**STATED EXERCISE:** Can you output every line of the entries below as a Markdown table with the columns Row and Line, numbering each row, skipping blank lines, and leaving the pictures out?

**PROVIDED ENTRIES:**
========================================
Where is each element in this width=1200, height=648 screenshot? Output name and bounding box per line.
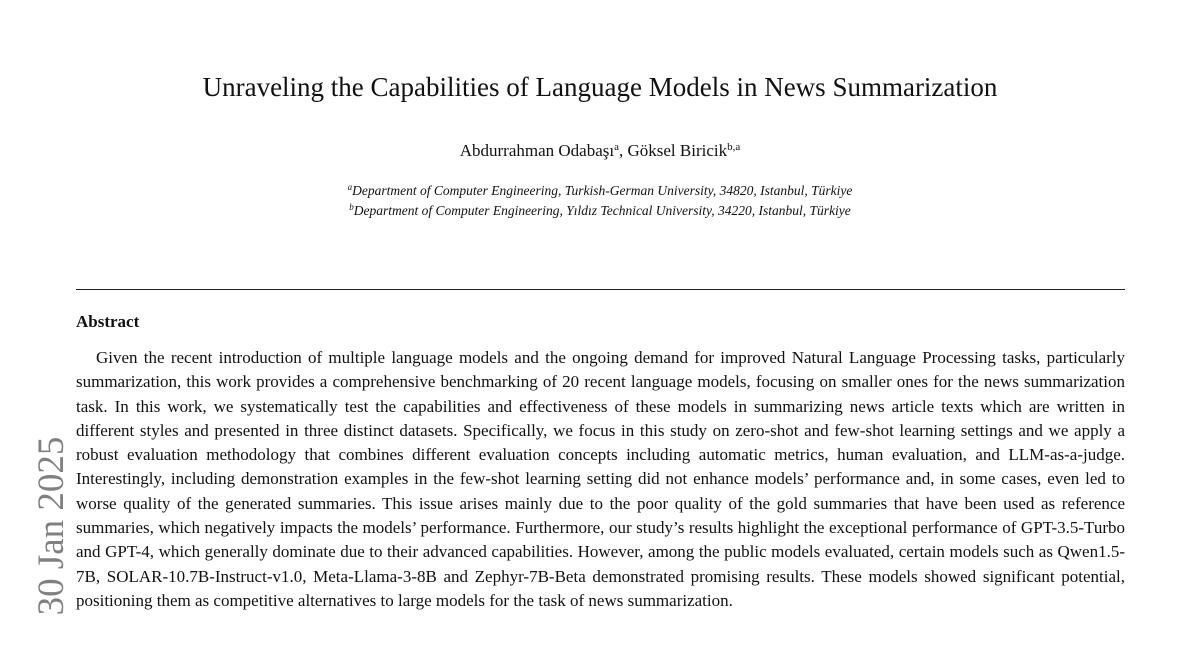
author-name: Göksel Biricik: [627, 141, 728, 160]
arxiv-date-stamp: 30 Jan 2025: [31, 436, 72, 616]
affiliation-text: Department of Computer Engineering, Turkish-German University, 34820, Istanbul, Türkiye: [352, 183, 853, 198]
affiliation-text: Department of Computer Engineering, Yıldız Technical University, 34220, Istanbul, Türkiye: [353, 203, 851, 218]
affiliation-list: [0, 181, 1200, 221]
affiliation-item: [0, 201, 1200, 221]
author-list: [0, 140, 1200, 162]
section-divider: [76, 289, 1125, 290]
abstract-heading: Abstract: [76, 312, 140, 331]
affiliation-mark: a: [347, 182, 353, 192]
author-affiliation-mark: b,a: [727, 141, 741, 153]
author-name: Abdurrahman Odabaşı: [459, 141, 615, 160]
paper-title: Unraveling the Capabilities of Language Models in News Summarization: [202, 72, 998, 102]
affiliation-item: [0, 181, 1200, 201]
author-separator: ,: [618, 141, 628, 160]
author-affiliation-mark: a: [614, 141, 619, 153]
affiliation-mark: b: [349, 202, 354, 212]
abstract-paragraph: Given the recent introduction of multiple language models and the ongoing demand for improved Natural Language Processing tasks, particularly summarization, this work provides a comprehensive benchmarking of 20 recent language models, focusing on smaller ones for the news summarization task. In this work, we systematically test the capabilities and effectiveness of these models in summarizing news article texts which are written in different styles and presented in three distinct datasets. Specifically, we focus in this study on zero-shot and few-shot learning settings and we apply a robust evaluation methodology that combines different evaluation concepts including automatic metrics, human evaluation, and LLM-as-a-judge. Interestingly, including demonstration examples in the few-shot learning setting did not enhance models’ performance and, in some cases, even led to worse quality of the generated summaries. This issue arises mainly due to the poor quality of the gold summaries that have been used as reference summaries, which negatively impacts the models’ performance. Furthermore, our study’s results highlight the exceptional performance of GPT-3.5-Turbo and GPT-4, which generally dominate due to their advanced capabilities. However, among the public models evaluated, certain models such as Qwen1.5-7B, SOLAR-10.7B-Instruct-v1.0, Meta-Llama-3-8B and Zephyr-7B-Beta demonstrated promising results. These models showed significant potential, positioning them as competitive alternatives to large models for the task of news summarization.: [76, 348, 1125, 610]
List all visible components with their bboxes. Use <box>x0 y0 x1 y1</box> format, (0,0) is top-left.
========================================
**RESPONSE:**
| Row | Line |
|---|---|
| 1 | Where is each element in this width=1200, height=648 screenshot? Output name and bounding box per line. |
| 2 | author-name: Göksel Biricik: [627, 141, 728, 160] |
| 3 | arxiv-date-stamp: 30 Jan 2025: [31, 436, 72, 616] |
| 4 | affiliation-text: Department of Computer Engineering, Turkish-German University, 34820, Istanbul, Türkiye: [352, 183, 853, 198] |
| 5 | affiliation-text: Department of Computer Engineering, Yıldız Technical University, 34220, Istanbul, Türkiye: [353, 203, 851, 218] |
| 6 | affiliation-list: [0, 181, 1200, 221] |
| 7 | affiliation-item: [0, 201, 1200, 221] |
| 8 | author-list: [0, 140, 1200, 162] |
| 9 | section-divider: [76, 289, 1125, 290] |
| 10 | abstract-heading: Abstract: [76, 312, 140, 331] |
| 11 | affiliation-mark: a: [347, 182, 353, 192] |
| 12 | author-affiliation-mark: b,a: [727, 141, 741, 153] |
| 13 | author-name: Abdurrahman Odabaşı: [459, 141, 615, 160] |
| 14 | paper-title: Unraveling the Capabilities of Language Models in News Summarization: [202, 72, 998, 102] |
| 15 | affiliation-item: [0, 181, 1200, 201] |
| 16 | author-separator: ,: [618, 141, 628, 160] |
| 17 | author-affiliation-mark: a: [614, 141, 619, 153] |
| 18 | affiliation-mark: b: [349, 202, 354, 212] |
| 19 | abstract-paragraph: Given the recent introduction of multiple language models and the ongoing demand for improved Natural Language Processing tasks, particularly summarization, this work provides a comprehensive benchmarking of 20 recent language models, focusing on smaller ones for the news summarization task. In this work, we systematically test the capabilities and effectiveness of these models in summarizing news article texts which are written in different styles and presented in three distinct datasets. Specifically, we focus in this study on zero-shot and few-shot learning settings and we apply a robust evaluation methodology that combines different evaluation concepts including automatic metrics, human evaluation, and LLM-as-a-judge. Interestingly, including demonstration examples in the few-shot learning setting did not enhance models’ performance and, in some cases, even led to worse quality of the generated summaries. This issue arises mainly due to the poor quality of the gold summaries that have been used as reference summaries, which negatively impacts the models’ performance. Furthermore, our study’s results highlight the exceptional performance of GPT-3.5-Turbo and GPT-4, which generally dominate due to their advanced capabilities. However, among the public models evaluated, certain models such as Qwen1.5-7B, SOLAR-10.7B-Instruct-v1.0, Meta-Llama-3-8B and Zephyr-7B-Beta demonstrated promising results. These models showed significant potential, positioning them as competitive alternatives to large models for the task of news summarization.: [76, 348, 1125, 610] |
| 20 | List all visible components with their bboxes. Use <box>x0 y0 x1 y1</box> format, (0,0) is top-left. |